PROBLEM:
Copy each line where the word "плане" occurs.

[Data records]
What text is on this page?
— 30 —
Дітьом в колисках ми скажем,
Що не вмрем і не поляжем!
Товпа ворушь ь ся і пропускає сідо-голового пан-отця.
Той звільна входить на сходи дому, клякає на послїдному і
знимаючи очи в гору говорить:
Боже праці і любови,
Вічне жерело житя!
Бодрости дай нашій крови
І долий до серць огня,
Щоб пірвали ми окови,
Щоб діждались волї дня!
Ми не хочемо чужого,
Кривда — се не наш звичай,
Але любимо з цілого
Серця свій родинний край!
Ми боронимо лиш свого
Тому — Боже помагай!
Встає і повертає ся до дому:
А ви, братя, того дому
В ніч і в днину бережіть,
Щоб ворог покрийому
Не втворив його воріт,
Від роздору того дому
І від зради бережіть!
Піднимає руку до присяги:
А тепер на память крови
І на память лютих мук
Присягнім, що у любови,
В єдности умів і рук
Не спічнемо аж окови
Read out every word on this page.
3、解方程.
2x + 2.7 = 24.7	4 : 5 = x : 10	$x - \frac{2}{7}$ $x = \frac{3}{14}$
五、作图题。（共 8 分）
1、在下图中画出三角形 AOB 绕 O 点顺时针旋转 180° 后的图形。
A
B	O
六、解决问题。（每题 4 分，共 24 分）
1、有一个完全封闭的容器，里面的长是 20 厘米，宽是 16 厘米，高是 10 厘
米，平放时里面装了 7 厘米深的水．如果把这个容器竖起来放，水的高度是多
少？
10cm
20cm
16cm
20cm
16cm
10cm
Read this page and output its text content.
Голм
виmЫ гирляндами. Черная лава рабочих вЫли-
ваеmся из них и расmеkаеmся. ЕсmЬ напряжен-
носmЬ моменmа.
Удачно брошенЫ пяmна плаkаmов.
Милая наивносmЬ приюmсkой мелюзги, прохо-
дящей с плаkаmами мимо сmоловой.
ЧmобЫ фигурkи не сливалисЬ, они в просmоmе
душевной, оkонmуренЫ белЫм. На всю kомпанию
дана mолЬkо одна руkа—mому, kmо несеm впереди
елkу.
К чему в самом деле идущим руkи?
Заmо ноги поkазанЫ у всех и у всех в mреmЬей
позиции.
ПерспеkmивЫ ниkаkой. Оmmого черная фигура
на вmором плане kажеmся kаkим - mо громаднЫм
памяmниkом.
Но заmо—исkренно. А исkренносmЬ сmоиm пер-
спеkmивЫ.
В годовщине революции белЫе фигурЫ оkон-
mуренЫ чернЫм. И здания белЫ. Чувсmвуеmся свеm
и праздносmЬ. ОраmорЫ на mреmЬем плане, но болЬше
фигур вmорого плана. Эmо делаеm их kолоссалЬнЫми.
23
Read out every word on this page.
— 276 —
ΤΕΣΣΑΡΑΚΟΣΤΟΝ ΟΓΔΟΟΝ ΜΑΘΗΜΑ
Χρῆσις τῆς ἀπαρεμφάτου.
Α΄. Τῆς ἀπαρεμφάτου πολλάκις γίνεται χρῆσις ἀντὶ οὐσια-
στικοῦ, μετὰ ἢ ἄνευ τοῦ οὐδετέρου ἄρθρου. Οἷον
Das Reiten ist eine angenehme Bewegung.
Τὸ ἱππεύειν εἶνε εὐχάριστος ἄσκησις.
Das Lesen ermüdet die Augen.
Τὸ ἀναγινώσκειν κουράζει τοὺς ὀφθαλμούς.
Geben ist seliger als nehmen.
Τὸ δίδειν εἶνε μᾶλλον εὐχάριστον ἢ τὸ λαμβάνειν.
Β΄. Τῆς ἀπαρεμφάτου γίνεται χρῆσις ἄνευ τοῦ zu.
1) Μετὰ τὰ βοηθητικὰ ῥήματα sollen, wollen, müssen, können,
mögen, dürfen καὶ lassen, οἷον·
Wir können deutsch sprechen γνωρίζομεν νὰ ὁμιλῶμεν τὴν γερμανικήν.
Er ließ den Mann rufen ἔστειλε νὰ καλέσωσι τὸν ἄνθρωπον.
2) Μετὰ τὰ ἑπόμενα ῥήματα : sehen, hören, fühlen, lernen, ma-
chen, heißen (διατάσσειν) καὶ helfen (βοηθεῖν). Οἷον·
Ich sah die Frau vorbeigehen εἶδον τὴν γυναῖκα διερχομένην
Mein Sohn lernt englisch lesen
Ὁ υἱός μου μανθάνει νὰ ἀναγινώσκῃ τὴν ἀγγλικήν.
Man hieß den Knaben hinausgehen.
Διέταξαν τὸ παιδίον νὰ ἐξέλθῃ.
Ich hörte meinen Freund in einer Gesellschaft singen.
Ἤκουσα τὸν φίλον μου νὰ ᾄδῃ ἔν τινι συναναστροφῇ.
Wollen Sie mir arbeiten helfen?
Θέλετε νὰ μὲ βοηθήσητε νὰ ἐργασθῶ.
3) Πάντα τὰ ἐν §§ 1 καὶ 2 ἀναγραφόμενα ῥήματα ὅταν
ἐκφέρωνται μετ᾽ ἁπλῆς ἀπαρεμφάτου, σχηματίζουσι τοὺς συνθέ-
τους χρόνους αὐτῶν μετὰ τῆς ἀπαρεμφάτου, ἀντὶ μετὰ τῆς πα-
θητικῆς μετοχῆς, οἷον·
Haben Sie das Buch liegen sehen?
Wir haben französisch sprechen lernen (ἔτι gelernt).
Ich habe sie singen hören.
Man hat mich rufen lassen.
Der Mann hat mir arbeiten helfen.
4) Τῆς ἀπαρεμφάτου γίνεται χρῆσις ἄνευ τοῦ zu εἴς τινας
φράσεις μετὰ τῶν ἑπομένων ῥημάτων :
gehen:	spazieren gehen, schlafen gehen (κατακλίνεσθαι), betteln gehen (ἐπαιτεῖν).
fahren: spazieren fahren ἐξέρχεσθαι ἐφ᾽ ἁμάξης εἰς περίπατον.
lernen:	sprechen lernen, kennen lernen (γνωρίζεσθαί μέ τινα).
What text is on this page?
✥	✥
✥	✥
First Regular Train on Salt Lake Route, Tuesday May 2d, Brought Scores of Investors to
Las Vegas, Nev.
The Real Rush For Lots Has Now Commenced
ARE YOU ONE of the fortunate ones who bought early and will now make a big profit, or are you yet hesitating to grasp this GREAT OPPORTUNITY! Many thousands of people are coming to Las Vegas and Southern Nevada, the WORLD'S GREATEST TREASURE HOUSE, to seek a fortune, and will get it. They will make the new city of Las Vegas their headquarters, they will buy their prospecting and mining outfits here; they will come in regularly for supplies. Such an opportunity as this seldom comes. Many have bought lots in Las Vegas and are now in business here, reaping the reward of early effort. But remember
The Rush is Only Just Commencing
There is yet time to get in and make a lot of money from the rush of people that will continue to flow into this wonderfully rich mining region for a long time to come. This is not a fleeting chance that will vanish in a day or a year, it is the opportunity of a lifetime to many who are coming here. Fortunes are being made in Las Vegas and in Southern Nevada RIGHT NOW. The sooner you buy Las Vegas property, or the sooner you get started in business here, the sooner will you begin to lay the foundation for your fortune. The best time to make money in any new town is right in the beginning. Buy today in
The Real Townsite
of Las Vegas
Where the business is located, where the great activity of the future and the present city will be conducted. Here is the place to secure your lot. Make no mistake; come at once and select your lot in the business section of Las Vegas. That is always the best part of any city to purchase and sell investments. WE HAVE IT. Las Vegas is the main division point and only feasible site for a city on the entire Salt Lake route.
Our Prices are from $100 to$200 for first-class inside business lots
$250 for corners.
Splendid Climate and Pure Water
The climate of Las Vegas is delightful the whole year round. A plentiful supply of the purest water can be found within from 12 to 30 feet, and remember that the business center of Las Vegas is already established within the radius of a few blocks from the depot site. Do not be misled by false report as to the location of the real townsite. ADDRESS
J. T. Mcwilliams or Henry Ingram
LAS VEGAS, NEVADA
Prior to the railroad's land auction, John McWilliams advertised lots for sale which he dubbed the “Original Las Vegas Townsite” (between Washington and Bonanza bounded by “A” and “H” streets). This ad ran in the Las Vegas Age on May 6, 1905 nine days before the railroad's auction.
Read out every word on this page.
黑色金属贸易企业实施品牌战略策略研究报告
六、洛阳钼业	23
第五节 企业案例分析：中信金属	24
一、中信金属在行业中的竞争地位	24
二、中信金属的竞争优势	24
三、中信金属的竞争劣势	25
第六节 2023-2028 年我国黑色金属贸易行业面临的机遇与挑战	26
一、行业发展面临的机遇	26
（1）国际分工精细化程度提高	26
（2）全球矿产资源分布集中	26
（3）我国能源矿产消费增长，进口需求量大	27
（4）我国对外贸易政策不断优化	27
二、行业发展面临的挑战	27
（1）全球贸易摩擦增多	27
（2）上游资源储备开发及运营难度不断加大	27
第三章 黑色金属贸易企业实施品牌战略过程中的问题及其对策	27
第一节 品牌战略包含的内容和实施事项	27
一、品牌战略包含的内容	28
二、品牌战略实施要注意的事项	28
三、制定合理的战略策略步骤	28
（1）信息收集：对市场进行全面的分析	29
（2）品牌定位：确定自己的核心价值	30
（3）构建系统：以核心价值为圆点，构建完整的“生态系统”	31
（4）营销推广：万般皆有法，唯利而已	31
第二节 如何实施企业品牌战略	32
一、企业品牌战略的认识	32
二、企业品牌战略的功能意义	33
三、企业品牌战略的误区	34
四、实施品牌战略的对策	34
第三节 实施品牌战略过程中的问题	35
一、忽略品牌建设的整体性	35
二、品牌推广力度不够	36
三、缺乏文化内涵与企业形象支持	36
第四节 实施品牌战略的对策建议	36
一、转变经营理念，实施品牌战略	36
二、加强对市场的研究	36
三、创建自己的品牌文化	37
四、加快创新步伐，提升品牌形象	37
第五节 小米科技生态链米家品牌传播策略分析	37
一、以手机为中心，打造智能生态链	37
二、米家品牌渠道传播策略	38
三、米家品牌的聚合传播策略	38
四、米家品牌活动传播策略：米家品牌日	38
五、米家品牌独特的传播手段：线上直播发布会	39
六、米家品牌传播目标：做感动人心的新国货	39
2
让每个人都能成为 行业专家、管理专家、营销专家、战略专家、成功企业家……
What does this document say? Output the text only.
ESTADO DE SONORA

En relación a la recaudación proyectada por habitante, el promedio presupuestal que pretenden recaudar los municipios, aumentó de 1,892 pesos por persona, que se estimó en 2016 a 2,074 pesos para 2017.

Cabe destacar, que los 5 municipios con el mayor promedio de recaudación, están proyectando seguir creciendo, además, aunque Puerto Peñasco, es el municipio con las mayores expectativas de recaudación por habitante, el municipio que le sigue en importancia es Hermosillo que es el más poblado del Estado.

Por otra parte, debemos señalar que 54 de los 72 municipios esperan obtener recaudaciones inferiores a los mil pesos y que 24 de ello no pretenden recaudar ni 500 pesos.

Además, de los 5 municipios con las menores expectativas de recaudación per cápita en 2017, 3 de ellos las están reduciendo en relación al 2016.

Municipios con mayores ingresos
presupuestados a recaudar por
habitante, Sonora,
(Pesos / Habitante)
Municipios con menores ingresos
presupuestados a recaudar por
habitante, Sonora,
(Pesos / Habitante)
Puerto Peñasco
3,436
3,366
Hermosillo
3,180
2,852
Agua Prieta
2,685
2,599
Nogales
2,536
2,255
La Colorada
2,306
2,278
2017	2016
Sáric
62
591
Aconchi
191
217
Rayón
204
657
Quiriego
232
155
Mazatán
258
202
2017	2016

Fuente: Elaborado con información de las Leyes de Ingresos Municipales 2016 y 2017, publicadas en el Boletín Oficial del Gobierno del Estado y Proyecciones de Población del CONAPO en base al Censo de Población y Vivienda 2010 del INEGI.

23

OUTPUT FOR THIS EXERCISE:
на вmором плане kажеmся kаkим - mо громаднЫм
и праздносmЬ. ОраmорЫ на mреmЬем плане, но болЬше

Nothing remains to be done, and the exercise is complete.